*TASK OBJECTIVE:*
Quote all lines below exactly. Images stay out.

--- begin ---

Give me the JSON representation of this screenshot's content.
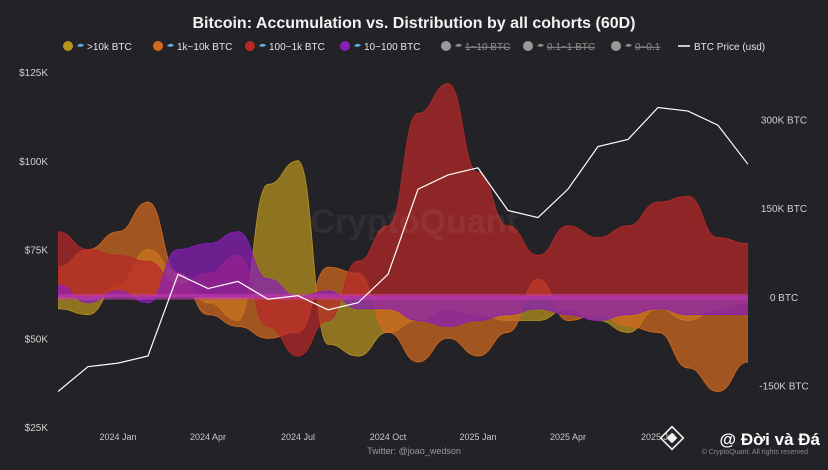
{
  "title": "Bitcoin: Accumulation vs. Distribution by all cohorts (60D)",
  "credit": "Twitter: @joao_wedson",
  "watermark": "CryptoQuant",
  "copyright": "© CryptoQuant. All rights reserved",
  "overlay_text": "@ Đời và Đá",
  "legend": [
    {
      "label": ">10k BTC",
      "icon": "whale-icon",
      "color": "#b8941f",
      "active": true
    },
    {
      "label": "1k~10k BTC",
      "icon": "shark-icon",
      "color": "#d2691e",
      "active": true
    },
    {
      "label": "100~1k BTC",
      "icon": "dolphin-icon",
      "color": "#b82828",
      "active": true
    },
    {
      "label": "10~100 BTC",
      "icon": "fish-icon",
      "color": "#8a1fb8",
      "active": true
    },
    {
      "label": "1~10 BTC",
      "icon": "octopus-icon",
      "color": "#9a9a9a",
      "active": false
    },
    {
      "label": "0.1~1 BTC",
      "icon": "crab-icon",
      "color": "#9a9a9a",
      "active": false
    },
    {
      "label": "0~0.1",
      "icon": "shrimp-icon",
      "color": "#9a9a9a",
      "active": false
    },
    {
      "label": "BTC Price (usd)",
      "icon": "line-icon",
      "color": "#ffffff",
      "active": true
    }
  ],
  "chart_data": {
    "type": "area",
    "title": "Bitcoin: Accumulation vs. Distribution by all cohorts (60D)",
    "x_ticks": [
      "2024 Jan",
      "2024 Apr",
      "2024 Jul",
      "2024 Oct",
      "2025 Jan",
      "2025 Apr",
      "2025 Jul"
    ],
    "left_axis": {
      "ticks": [
        "$125K",
        "$100K",
        "$75K",
        "$50K",
        "$25K"
      ],
      "values": [
        125000,
        100000,
        75000,
        50000,
        25000
      ],
      "range": [
        25000,
        125000
      ]
    },
    "right_axis": {
      "ticks": [
        "300K BTC",
        "150K BTC",
        "0 BTC",
        "-150K BTC"
      ],
      "values": [
        300000,
        150000,
        0,
        -150000
      ],
      "range": [
        -220000,
        380000
      ]
    },
    "x": [
      "2023-11",
      "2023-12",
      "2024-01",
      "2024-02",
      "2024-03",
      "2024-04",
      "2024-05",
      "2024-06",
      "2024-07",
      "2024-08",
      "2024-09",
      "2024-10",
      "2024-11",
      "2024-12",
      "2025-01",
      "2025-02",
      "2025-03",
      "2025-04",
      "2025-05",
      "2025-06",
      "2025-07",
      "2025-08",
      "2025-09",
      "2025-10"
    ],
    "series": [
      {
        "name": ">10k BTC",
        "color": "#b8941f",
        "values": [
          -20000,
          -30000,
          20000,
          80000,
          40000,
          -10000,
          -40000,
          190000,
          230000,
          -80000,
          -100000,
          -60000,
          -40000,
          -20000,
          -30000,
          -40000,
          -40000,
          -20000,
          -40000,
          -60000,
          -20000,
          -40000,
          -20000,
          -10000
        ]
      },
      {
        "name": "1k~10k BTC",
        "color": "#d2691e",
        "values": [
          50000,
          80000,
          110000,
          160000,
          40000,
          -30000,
          -50000,
          -70000,
          -60000,
          50000,
          40000,
          -60000,
          -110000,
          -70000,
          -100000,
          -60000,
          30000,
          -40000,
          -30000,
          -50000,
          -60000,
          -120000,
          -160000,
          -110000
        ]
      },
      {
        "name": "100~1k BTC",
        "color": "#b82828",
        "values": [
          110000,
          80000,
          70000,
          60000,
          20000,
          40000,
          70000,
          -50000,
          -100000,
          -40000,
          60000,
          120000,
          310000,
          360000,
          210000,
          120000,
          70000,
          120000,
          100000,
          120000,
          160000,
          170000,
          100000,
          90000
        ]
      },
      {
        "name": "10~100 BTC",
        "color": "#8a1fb8",
        "values": [
          20000,
          -10000,
          10000,
          -10000,
          80000,
          90000,
          110000,
          30000,
          0,
          10000,
          -20000,
          -20000,
          -40000,
          -50000,
          -40000,
          -30000,
          -20000,
          -30000,
          -40000,
          -30000,
          -20000,
          -30000,
          -30000,
          -30000
        ]
      }
    ],
    "btc_price": {
      "name": "BTC Price (usd)",
      "color": "#ffffff",
      "values": [
        35000,
        42000,
        43000,
        45000,
        68000,
        64000,
        66000,
        61000,
        62000,
        58000,
        60000,
        68000,
        92000,
        96000,
        98000,
        86000,
        84000,
        92000,
        104000,
        106000,
        115000,
        114000,
        110000,
        99000
      ]
    },
    "grid": false,
    "legend_position": "top"
  }
}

--- end ---

*ANSWER TO THE TASK:*
Give me the JSON representation of this screenshot's content.
{
  "title": "Bitcoin: Accumulation vs. Distribution by all cohorts (60D)",
  "credit": "Twitter: @joao_wedson",
  "watermark": "CryptoQuant",
  "copyright": "© CryptoQuant. All rights reserved",
  "overlay_text": "@ Đời và Đá",
  "legend": [
    {
      "label": ">10k BTC",
      "icon": "whale-icon",
      "color": "#b8941f",
      "active": true
    },
    {
      "label": "1k~10k BTC",
      "icon": "shark-icon",
      "color": "#d2691e",
      "active": true
    },
    {
      "label": "100~1k BTC",
      "icon": "dolphin-icon",
      "color": "#b82828",
      "active": true
    },
    {
      "label": "10~100 BTC",
      "icon": "fish-icon",
      "color": "#8a1fb8",
      "active": true
    },
    {
      "label": "1~10 BTC",
      "icon": "octopus-icon",
      "color": "#9a9a9a",
      "active": false
    },
    {
      "label": "0.1~1 BTC",
      "icon": "crab-icon",
      "color": "#9a9a9a",
      "active": false
    },
    {
      "label": "0~0.1",
      "icon": "shrimp-icon",
      "color": "#9a9a9a",
      "active": false
    },
    {
      "label": "BTC Price (usd)",
      "icon": "line-icon",
      "color": "#ffffff",
      "active": true
    }
  ],
  "chart_data": {
    "type": "area",
    "title": "Bitcoin: Accumulation vs. Distribution by all cohorts (60D)",
    "x_ticks": [
      "2024 Jan",
      "2024 Apr",
      "2024 Jul",
      "2024 Oct",
      "2025 Jan",
      "2025 Apr",
      "2025 Jul"
    ],
    "left_axis": {
      "ticks": [
        "$125K",
        "$100K",
        "$75K",
        "$50K",
        "$25K"
      ],
      "values": [
        125000,
        100000,
        75000,
        50000,
        25000
      ],
      "range": [
        25000,
        125000
      ]
    },
    "right_axis": {
      "ticks": [
        "300K BTC",
        "150K BTC",
        "0 BTC",
        "-150K BTC"
      ],
      "values": [
        300000,
        150000,
        0,
        -150000
      ],
      "range": [
        -220000,
        380000
      ]
    },
    "x": [
      "2023-11",
      "2023-12",
      "2024-01",
      "2024-02",
      "2024-03",
      "2024-04",
      "2024-05",
      "2024-06",
      "2024-07",
      "2024-08",
      "2024-09",
      "2024-10",
      "2024-11",
      "2024-12",
      "2025-01",
      "2025-02",
      "2025-03",
      "2025-04",
      "2025-05",
      "2025-06",
      "2025-07",
      "2025-08",
      "2025-09",
      "2025-10"
    ],
    "series": [
      {
        "name": ">10k BTC",
        "color": "#b8941f",
        "values": [
          -20000,
          -30000,
          20000,
          80000,
          40000,
          -10000,
          -40000,
          190000,
          230000,
          -80000,
          -100000,
          -60000,
          -40000,
          -20000,
          -30000,
          -40000,
          -40000,
          -20000,
          -40000,
          -60000,
          -20000,
          -40000,
          -20000,
          -10000
        ]
      },
      {
        "name": "1k~10k BTC",
        "color": "#d2691e",
        "values": [
          50000,
          80000,
          110000,
          160000,
          40000,
          -30000,
          -50000,
          -70000,
          -60000,
          50000,
          40000,
          -60000,
          -110000,
          -70000,
          -100000,
          -60000,
          30000,
          -40000,
          -30000,
          -50000,
          -60000,
          -120000,
          -160000,
          -110000
        ]
      },
      {
        "name": "100~1k BTC",
        "color": "#b82828",
        "values": [
          110000,
          80000,
          70000,
          60000,
          20000,
          40000,
          70000,
          -50000,
          -100000,
          -40000,
          60000,
          120000,
          310000,
          360000,
          210000,
          120000,
          70000,
          120000,
          100000,
          120000,
          160000,
          170000,
          100000,
          90000
        ]
      },
      {
        "name": "10~100 BTC",
        "color": "#8a1fb8",
        "values": [
          20000,
          -10000,
          10000,
          -10000,
          80000,
          90000,
          110000,
          30000,
          0,
          10000,
          -20000,
          -20000,
          -40000,
          -50000,
          -40000,
          -30000,
          -20000,
          -30000,
          -40000,
          -30000,
          -20000,
          -30000,
          -30000,
          -30000
        ]
      }
    ],
    "btc_price": {
      "name": "BTC Price (usd)",
      "color": "#ffffff",
      "values": [
        35000,
        42000,
        43000,
        45000,
        68000,
        64000,
        66000,
        61000,
        62000,
        58000,
        60000,
        68000,
        92000,
        96000,
        98000,
        86000,
        84000,
        92000,
        104000,
        106000,
        115000,
        114000,
        110000,
        99000
      ]
    },
    "grid": false,
    "legend_position": "top"
  }
}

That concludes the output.